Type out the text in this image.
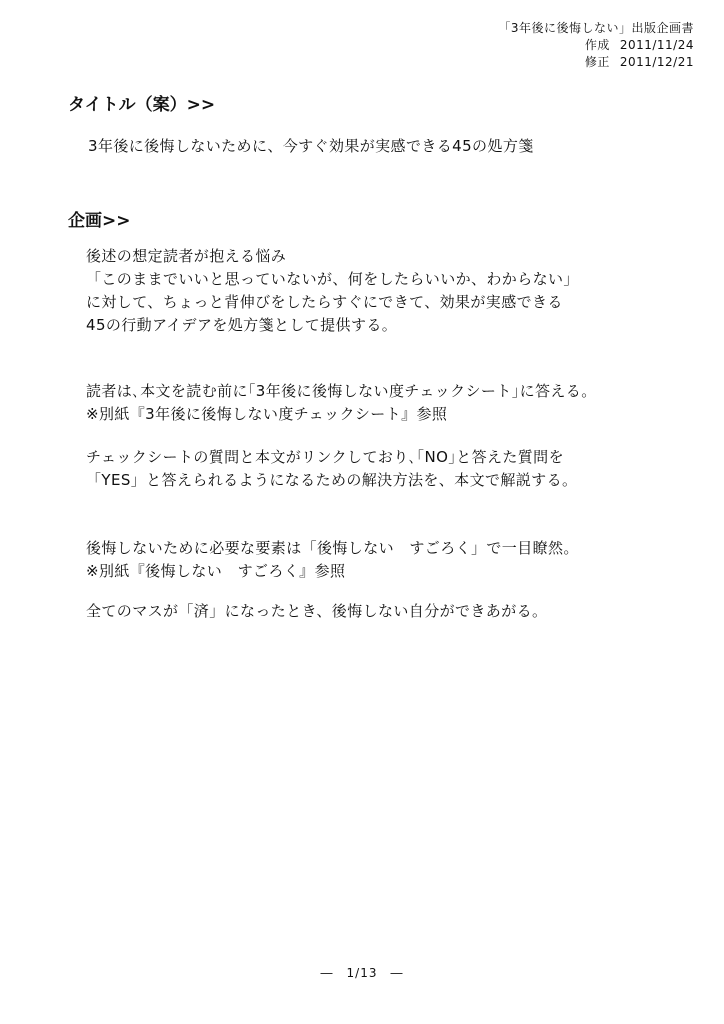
「3年後に後悔しない」出版企画書
作成 2011/11/24
修正 2011/12/21
タイトル（案）>>
3年後に後悔しないために、今すぐ効果が実感できる45の処方箋
企画>>
後述の想定読者が抱える悩み
「このままでいいと思っていないが、何をしたらいいか、わからない」
に対して、ちょっと背伸びをしたらすぐにできて、効果が実感できる
45の行動アイデアを処方箋として提供する。
読者は､本文を読む前に｢3年後に後悔しない度チェックシート｣に答える。
※別紙『3年後に後悔しない度チェックシート』参照
チェックシートの質問と本文がリンクしており､｢NO｣と答えた質問を
「YES」と答えられるようになるための解決方法を、本文で解説する。
後悔しないために必要な要素は「後悔しない　すごろく」で一目瞭然。
※別紙『後悔しない　すごろく』参照
全てのマスが「済」になったとき、後悔しない自分ができあがる。
―　1/13　―
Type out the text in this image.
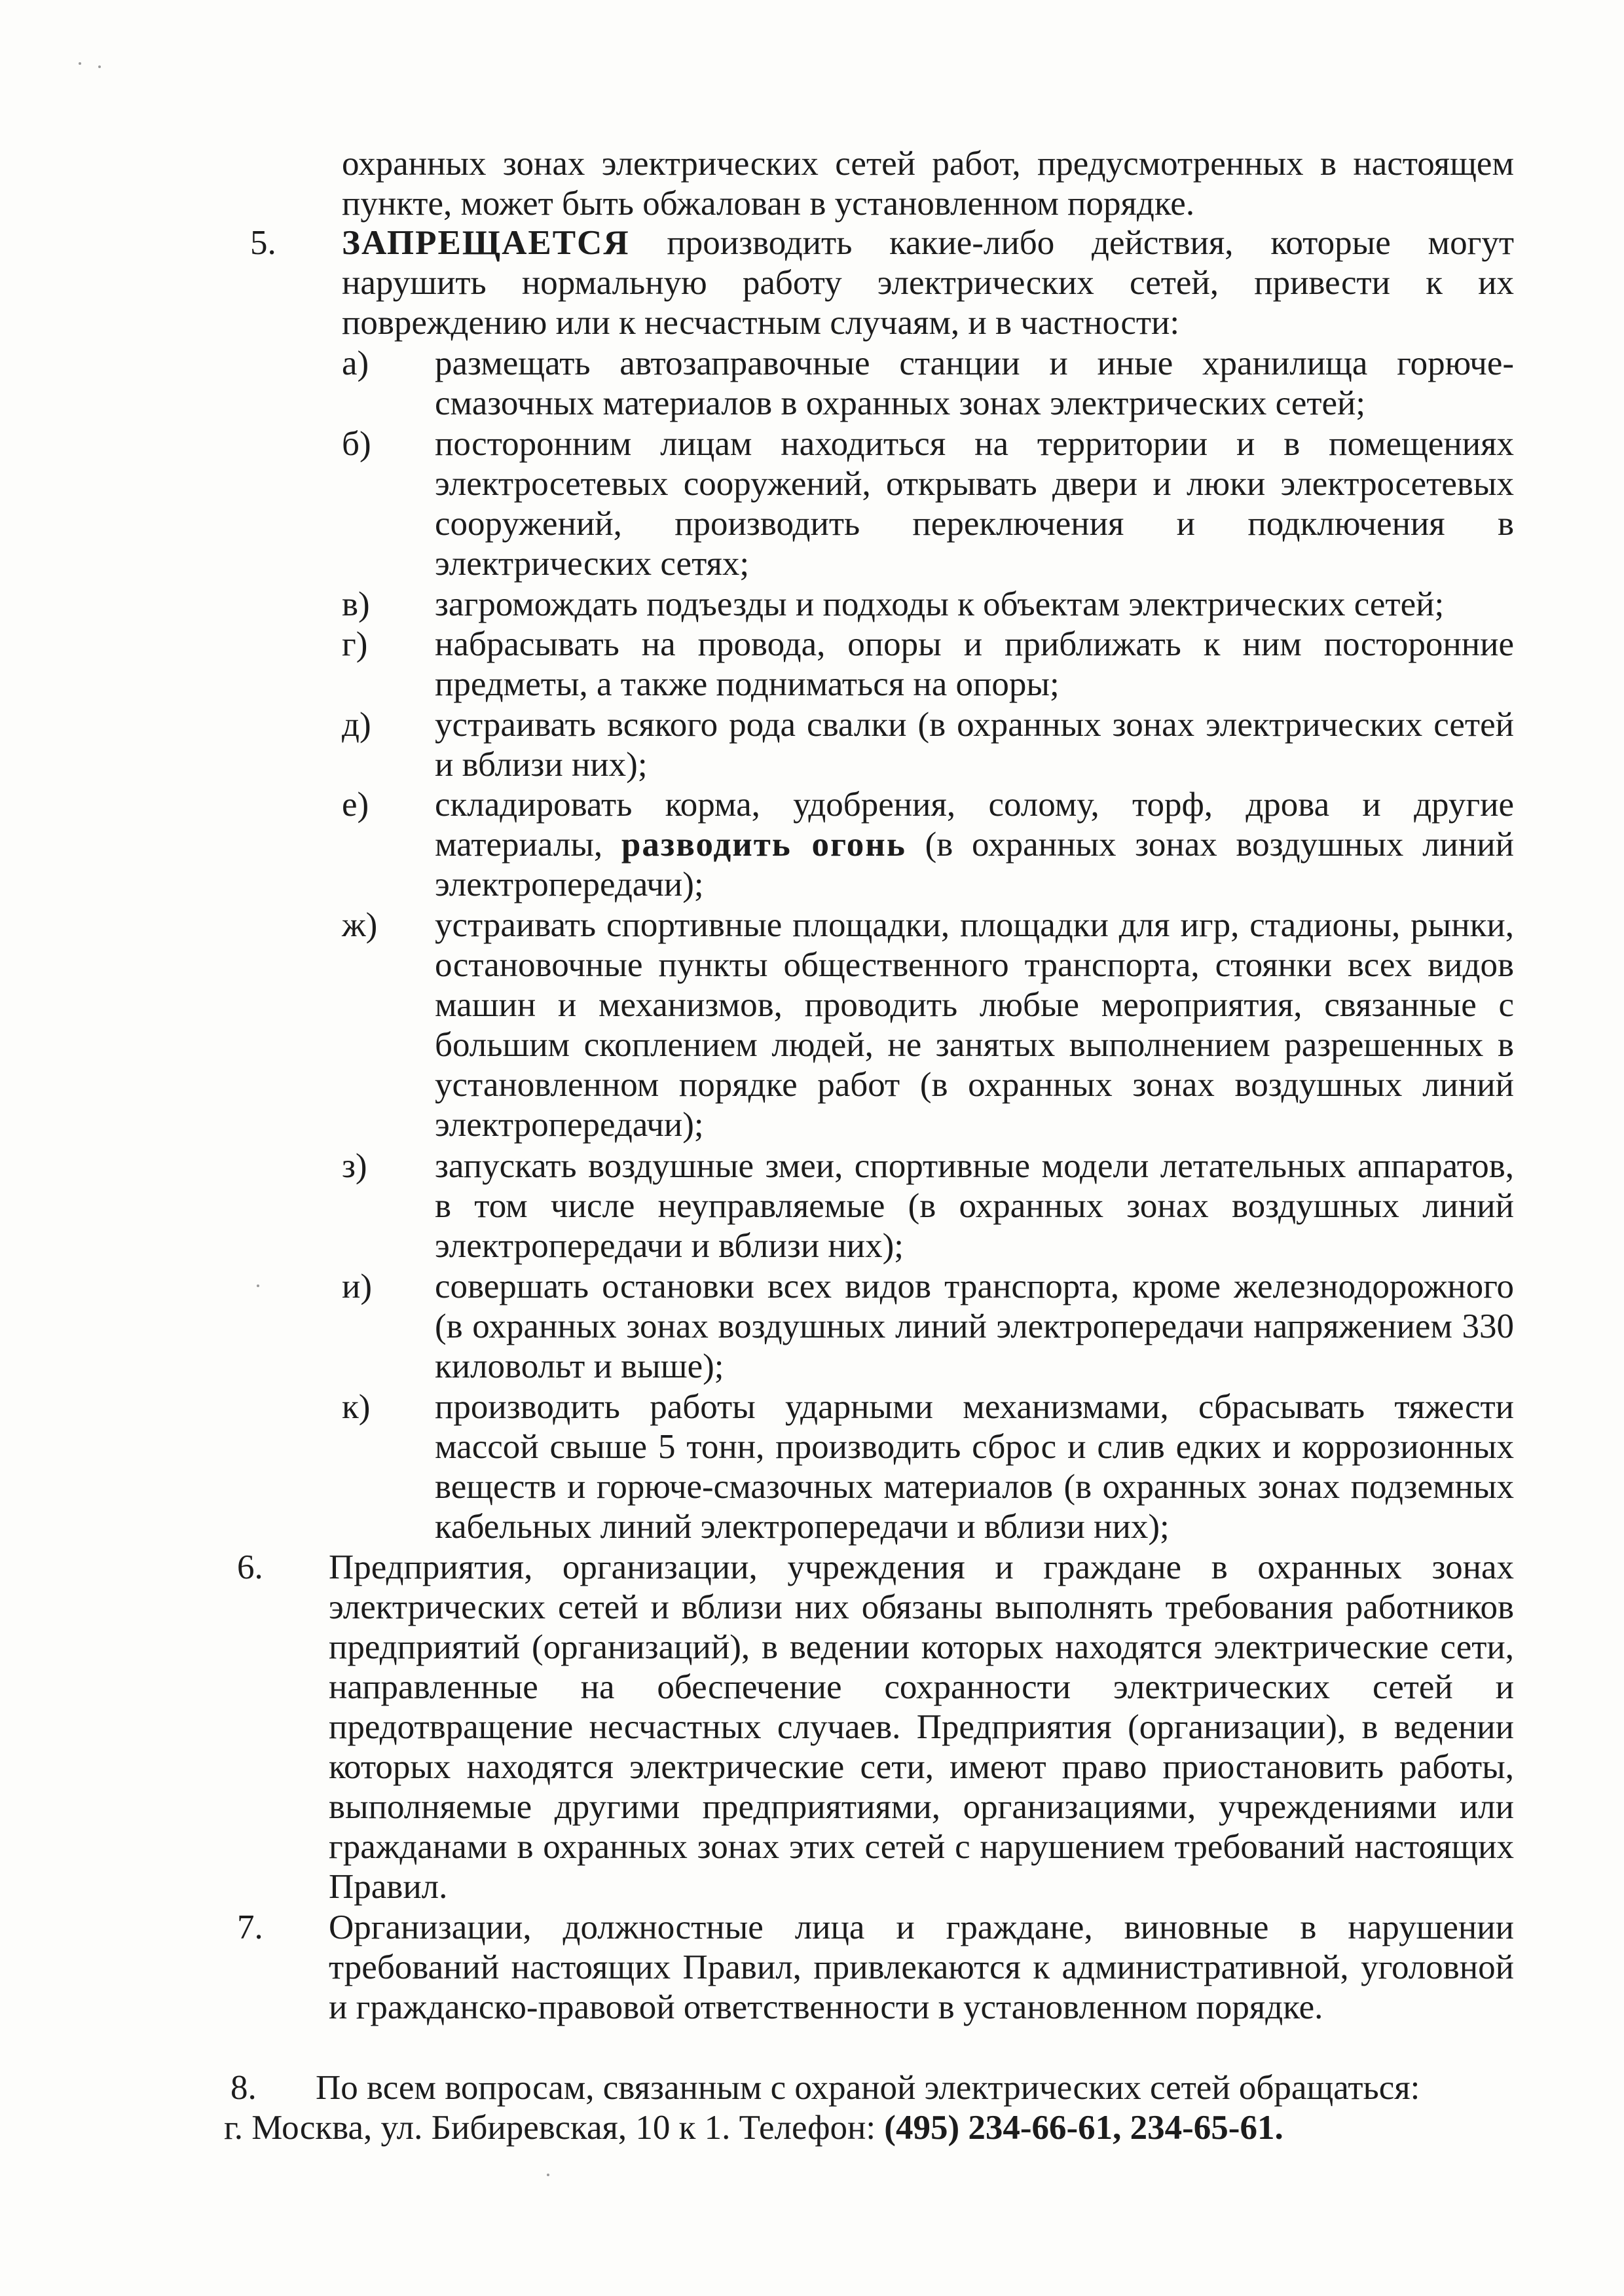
охранных зонах электрических сетей работ, предусмотренных в настоящем пункте, может быть обжалован в установленном порядке.
5. ЗАПРЕЩАЕТСЯ производить какие-либо действия, которые могут нарушить нормальную работу электрических сетей, привести к их повреждению или к несчастным случаям, и в частности:
а) размещать автозаправочные станции и иные хранилища горюче-смазочных материалов в охранных зонах электрических сетей;
б) посторонним лицам находиться на территории и в помещениях электросетевых сооружений, открывать двери и люки электросетевых сооружений, производить переключения и подключения в электрических сетях;
в) загромождать подъезды и подходы к объектам электрических сетей;
г) набрасывать на провода, опоры и приближать к ним посторонние предметы, а также подниматься на опоры;
д) устраивать всякого рода свалки (в охранных зонах электрических сетей и вблизи них);
е) складировать корма, удобрения, солому, торф, дрова и другие материалы, разводить огонь (в охранных зонах воздушных линий электропередачи);
ж) устраивать спортивные площадки, площадки для игр, стадионы, рынки, остановочные пункты общественного транспорта, стоянки всех видов машин и механизмов, проводить любые мероприятия, связанные с большим скоплением людей, не занятых выполнением разрешенных в установленном порядке работ (в охранных зонах воздушных линий электропередачи);
з) запускать воздушные змеи, спортивные модели летательных аппаратов, в том числе неуправляемые (в охранных зонах воздушных линий электропередачи и вблизи них);
и) совершать остановки всех видов транспорта, кроме железнодорожного (в охранных зонах воздушных линий электропередачи напряжением 330 киловольт и выше);
к) производить работы ударными механизмами, сбрасывать тяжести массой свыше 5 тонн, производить сброс и слив едких и коррозионных веществ и горюче-смазочных материалов (в охранных зонах подземных кабельных линий электропередачи и вблизи них);
6. Предприятия, организации, учреждения и граждане в охранных зонах электрических сетей и вблизи них обязаны выполнять требования работников предприятий (организаций), в ведении которых находятся электрические сети, направленные на обеспечение сохранности электрических сетей и предотвращение несчастных случаев. Предприятия (организации), в ведении которых находятся электрические сети, имеют право приостановить работы, выполняемые другими предприятиями, организациями, учреждениями или гражданами в охранных зонах этих сетей с нарушением требований настоящих Правил.
7. Организации, должностные лица и граждане, виновные в нарушении требований настоящих Правил, привлекаются к административной, уголовной и гражданско-правовой ответственности в установленном порядке.
8. По всем вопросам, связанным с охраной электрических сетей обращаться:
г. Москва, ул. Бибиревская, 10 к 1. Телефон: (495) 234-66-61, 234-65-61.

————————

• EXERCISE GOAL: Can you repeat every record above exactly, apart from the pictures?

• RESPONSE TO THIS EXERCISE:
Type out the text in this image.
「3年後に後悔しない」出版企画書
作成 2011/11/24
修正 2011/12/21
タイトル（案）>>
3年後に後悔しないために、今すぐ効果が実感できる45の処方箋
企画>>
後述の想定読者が抱える悩み
「このままでいいと思っていないが、何をしたらいいか、わからない」
に対して、ちょっと背伸びをしたらすぐにできて、効果が実感できる
45の行動アイデアを処方箋として提供する。
読者は､本文を読む前に｢3年後に後悔しない度チェックシート｣に答える。
※別紙『3年後に後悔しない度チェックシート』参照
チェックシートの質問と本文がリンクしており､｢NO｣と答えた質問を
「YES」と答えられるようになるための解決方法を、本文で解説する。
後悔しないために必要な要素は「後悔しない　すごろく」で一目瞭然。
※別紙『後悔しない　すごろく』参照
全てのマスが「済」になったとき、後悔しない自分ができあがる。
―　1/13　―
Type out the text in this image.
охранных зонах электрических сетей работ, предусмотренных в настоящем пункте, может быть обжалован в установленном порядке.
5. ЗАПРЕЩАЕТСЯ производить какие-либо действия, которые могут нарушить нормальную работу электрических сетей, привести к их повреждению или к несчастным случаям, и в частности:
а) размещать автозаправочные станции и иные хранилища горюче-смазочных материалов в охранных зонах электрических сетей;
б) посторонним лицам находиться на территории и в помещениях электросетевых сооружений, открывать двери и люки электросетевых сооружений, производить переключения и подключения в электрических сетях;
в) загромождать подъезды и подходы к объектам электрических сетей;
г) набрасывать на провода, опоры и приближать к ним посторонние предметы, а также подниматься на опоры;
д) устраивать всякого рода свалки (в охранных зонах электрических сетей и вблизи них);
е) складировать корма, удобрения, солому, торф, дрова и другие материалы, разводить огонь (в охранных зонах воздушных линий электропередачи);
ж) устраивать спортивные площадки, площадки для игр, стадионы, рынки, остановочные пункты общественного транспорта, стоянки всех видов машин и механизмов, проводить любые мероприятия, связанные с большим скоплением людей, не занятых выполнением разрешенных в установленном порядке работ (в охранных зонах воздушных линий электропередачи);
з) запускать воздушные змеи, спортивные модели летательных аппаратов, в том числе неуправляемые (в охранных зонах воздушных линий электропередачи и вблизи них);
и) совершать остановки всех видов транспорта, кроме железнодорожного (в охранных зонах воздушных линий электропередачи напряжением 330 киловольт и выше);
к) производить работы ударными механизмами, сбрасывать тяжести массой свыше 5 тонн, производить сброс и слив едких и коррозионных веществ и горюче-смазочных материалов (в охранных зонах подземных кабельных линий электропередачи и вблизи них);
6. Предприятия, организации, учреждения и граждане в охранных зонах электрических сетей и вблизи них обязаны выполнять требования работников предприятий (организаций), в ведении которых находятся электрические сети, направленные на обеспечение сохранности электрических сетей и предотвращение несчастных случаев. Предприятия (организации), в ведении которых находятся электрические сети, имеют право приостановить работы, выполняемые другими предприятиями, организациями, учреждениями или гражданами в охранных зонах этих сетей с нарушением требований настоящих Правил.
7. Организации, должностные лица и граждане, виновные в нарушении требований настоящих Правил, привлекаются к административной, уголовной и гражданско-правовой ответственности в установленном порядке.
8. По всем вопросам, связанным с охраной электрических сетей обращаться:
г. Москва, ул. Бибиревская, 10 к 1. Телефон: (495) 234-66-61, 234-65-61.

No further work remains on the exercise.